— start Exercise data —
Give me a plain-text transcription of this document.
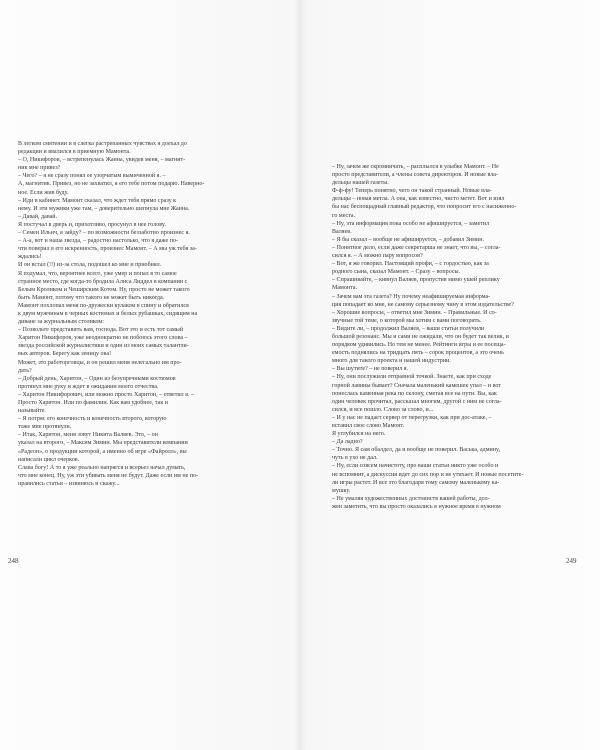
В легком смятении и в слегка растрепанных чувствах я доехал до

редакции и ввалился в приемную Мамонта.

– О, Никифоров, – встрепенулась Жанна, увидев меня, – магнит-

ник мне привез?

– Чего? – я не сразу понял ее узорчатым вымиченной я. –

А, магнитик. Привез, но не захватил, я его тебе потом подарю. Наверно-

ное. Если жив буду.

– Иди в кабинет. Мамонт сказал, что ждет тебя прямо сразу к

нему. И эти мужики уже там, – доверительно шепнула мне Жанна.

– Давай, давай.

Я постучал в дверь и, прихотливо, просунул в нее голову.

– Семен Ильич, я зайду? – по возможности беззаботно произнес я.

– А-а, вот и наша звезда, – радостно настолько, что я даже по-

чти поверил в его искренность, произнес Мамонт. – А мы уж тебя за-

ждались!

И он встал (!!) из-за стола, подошел ко мне и приобнял.

Я подумал, что, вероятнее всего, уже умер и попал в то самое

странное место, где когда-то бродила Алиса Лиддел в компании с

Белым Кроликом и Чеширским Котом. Ну, просто не может такого

быть Мамонт, потому что такого не может быть никогда.

Мамонт похлопал меня по-дружески кулаком в спину и обратился

к двум мужчинам в черных костюмах и белых рубашках, сидящим на

диване за журнальным столиком:

– Позвольте представить вам, господа. Вот это и есть тот самый

Харитон Никифоров, уже неоднократно не побоюсь этого слова –

звезда российской журналистики и один из моих самых талантли-

вых авторов. Берегу как зеницу ока!

Может, это работорговцы, и он решил меня нелегально им про-

дать?

– Добрый день, Харитон, – Один из безупречными костюмов

протянул мне руку и ждет в ожидании моего отчества.

– Харитон Никифорович, или можно просто Харитон, – ответил я. –

Просто Харитон. Или по фамилии. Как вам удобнее, так и

называйте.

– Я потряс его конечность и конечность второго, которую

тоже мне протянули.

– Итак, Харитон, меня зовут Никита Валяев. Это, – он

указал на второго, – Максим Зимин. Мы представители компании

«Радеон», о продукции которой, а именно об игре «Файролл», вы

написали цикл очерков.

Слава богу! А то я уже реально напрягся и всерьез начал думать,

что мне конец. Ну, уж эти убивать меня не будут. Даже если им не по-

нравились статьи – извинюсь и скажу...

– Ну, зачем же скромничать, – расплылся в улыбке Мамонт. – Не

просто представители, а члены совета директоров. И новые вла-

дельцы нашей газеты.

Ф-ф-фу! Теперь понятно, чего он такой странный. Новые вла-

дельцы – новая метла. А она, как известно, чисто метет. Вот и взял

бы нас беспощадный главный редактор, что попросит его с насиженно-

го места.

– Ну, эта информация пока особо не афишируется, – заметил

Валяев.

– Я бы сказал – вообще не афишируется, – добавил Зимин.

– Понятное дело, если даже секретарша не знает, что вы, – согла-

сился я. – А можно пару вопросов?

– Вот, я же говорил. Настоящий профи, – с гордостью, как за

родного сына, сказал Мамонт. – Сразу – вопросы.

– Спрашивайте, – кивнул Валяев, пропустив мимо ушей реплику

Мамонта.

– Зачем вам эта газета? Ну почему неафишируемая информа-

ция попадает ко мне, не самому серьезному чину в этом издательстве?

– Хорошие вопросы, – ответил мне Зимин. – Правильные. И со-

звучные той теме, о которой мы хотим с вами поговорить.

– Видите ли, – продолжил Валяев, – ваши статьи получили

большой резонанс. Мы и сами не ожидали, что он будет так велик, и

порядком удивились. Но тем не менее. Рейтинги игры и ее посеща-

емость поднялись на тридцать пять – сорок процентов, а это очень

много для такого проекта и нашей индустрии.

– Вы шутите? – не поверил я.

– Ну, они послужили отправной точкой. Знаете, как при сходе

горной лавины бывает? Сначала маленький камешек упал – и вот

понеслась каменная река по склону, сметая все на пути. Вы, как

один человек прочитал, рассказал многим, другой с ним не согла-

сился, и все пошло. Слово за слово, и...

– И у нас не падает сервер от перегрузки, как при доc-атаке, –

вставил свое слово Мамонт.

Я углубился на него.

– Да ладно?

– Точно. Я сам обалдел, да и вообще не поверил. Васька, админу,

чуть в ухо не дал.

– Ну, если совсем начистоту, про ваши статьи никто уже особо и

не вспомнит, а дискуссия идет до сих пор и не утихает. И новые посетите-

ли игры растет. И все это благодаря тому самому маленькому ка-

мушку.

– Не умаляя художественных достоинств вашей работы, дол-

жен заметить, что вы просто оказались в нужное время в нужном

248	249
— end Exercise data —
§ **What you are asked to do**:
Go through the data above and transcribe it in full, omitting any image.

§ **Result for this task**:
Give me a plain-text transcription of this document.
В легком смятении и в слегка растрепанных чувствах я доехал до

редакции и ввалился в приемную Мамонта.

– О, Никифоров, – встрепенулась Жанна, увидев меня, – магнит-

ник мне привез?

– Чего? – я не сразу понял ее узорчатым вымиченной я. –

А, магнитик. Привез, но не захватил, я его тебе потом подарю. Наверно-

ное. Если жив буду.

– Иди в кабинет. Мамонт сказал, что ждет тебя прямо сразу к

нему. И эти мужики уже там, – доверительно шепнула мне Жанна.

– Давай, давай.

Я постучал в дверь и, прихотливо, просунул в нее голову.

– Семен Ильич, я зайду? – по возможности беззаботно произнес я.

– А-а, вот и наша звезда, – радостно настолько, что я даже по-

чти поверил в его искренность, произнес Мамонт. – А мы уж тебя за-

ждались!

И он встал (!!) из-за стола, подошел ко мне и приобнял.

Я подумал, что, вероятнее всего, уже умер и попал в то самое

странное место, где когда-то бродила Алиса Лиддел в компании с

Белым Кроликом и Чеширским Котом. Ну, просто не может такого

быть Мамонт, потому что такого не может быть никогда.

Мамонт похлопал меня по-дружески кулаком в спину и обратился

к двум мужчинам в черных костюмах и белых рубашках, сидящим на

диване за журнальным столиком:

– Позвольте представить вам, господа. Вот это и есть тот самый

Харитон Никифоров, уже неоднократно не побоюсь этого слова –

звезда российской журналистики и один из моих самых талантли-

вых авторов. Берегу как зеницу ока!

Может, это работорговцы, и он решил меня нелегально им про-

дать?

– Добрый день, Харитон, – Один из безупречными костюмов

протянул мне руку и ждет в ожидании моего отчества.

– Харитон Никифорович, или можно просто Харитон, – ответил я. –

Просто Харитон. Или по фамилии. Как вам удобнее, так и

называйте.

– Я потряс его конечность и конечность второго, которую

тоже мне протянули.

– Итак, Харитон, меня зовут Никита Валяев. Это, – он

указал на второго, – Максим Зимин. Мы представители компании

«Радеон», о продукции которой, а именно об игре «Файролл», вы

написали цикл очерков.

Слава богу! А то я уже реально напрягся и всерьез начал думать,

что мне конец. Ну, уж эти убивать меня не будут. Даже если им не по-

нравились статьи – извинюсь и скажу...

– Ну, зачем же скромничать, – расплылся в улыбке Мамонт. – Не

просто представители, а члены совета директоров. И новые вла-

дельцы нашей газеты.

Ф-ф-фу! Теперь понятно, чего он такой странный. Новые вла-

дельцы – новая метла. А она, как известно, чисто метет. Вот и взял

бы нас беспощадный главный редактор, что попросит его с насиженно-

го места.

– Ну, эта информация пока особо не афишируется, – заметил

Валяев.

– Я бы сказал – вообще не афишируется, – добавил Зимин.

– Понятное дело, если даже секретарша не знает, что вы, – согла-

сился я. – А можно пару вопросов?

– Вот, я же говорил. Настоящий профи, – с гордостью, как за

родного сына, сказал Мамонт. – Сразу – вопросы.

– Спрашивайте, – кивнул Валяев, пропустив мимо ушей реплику

Мамонта.

– Зачем вам эта газета? Ну почему неафишируемая информа-

ция попадает ко мне, не самому серьезному чину в этом издательстве?

– Хорошие вопросы, – ответил мне Зимин. – Правильные. И со-

звучные той теме, о которой мы хотим с вами поговорить.

– Видите ли, – продолжил Валяев, – ваши статьи получили

большой резонанс. Мы и сами не ожидали, что он будет так велик, и

порядком удивились. Но тем не менее. Рейтинги игры и ее посеща-

емость поднялись на тридцать пять – сорок процентов, а это очень

много для такого проекта и нашей индустрии.

– Вы шутите? – не поверил я.

– Ну, они послужили отправной точкой. Знаете, как при сходе

горной лавины бывает? Сначала маленький камешек упал – и вот

понеслась каменная река по склону, сметая все на пути. Вы, как

один человек прочитал, рассказал многим, другой с ним не согла-

сился, и все пошло. Слово за слово, и...

– И у нас не падает сервер от перегрузки, как при доc-атаке, –

вставил свое слово Мамонт.

Я углубился на него.

– Да ладно?

– Точно. Я сам обалдел, да и вообще не поверил. Васька, админу,

чуть в ухо не дал.

– Ну, если совсем начистоту, про ваши статьи никто уже особо и

не вспомнит, а дискуссия идет до сих пор и не утихает. И новые посетите-

ли игры растет. И все это благодаря тому самому маленькому ка-

мушку.

– Не умаляя художественных достоинств вашей работы, дол-

жен заметить, что вы просто оказались в нужное время в нужном

248	249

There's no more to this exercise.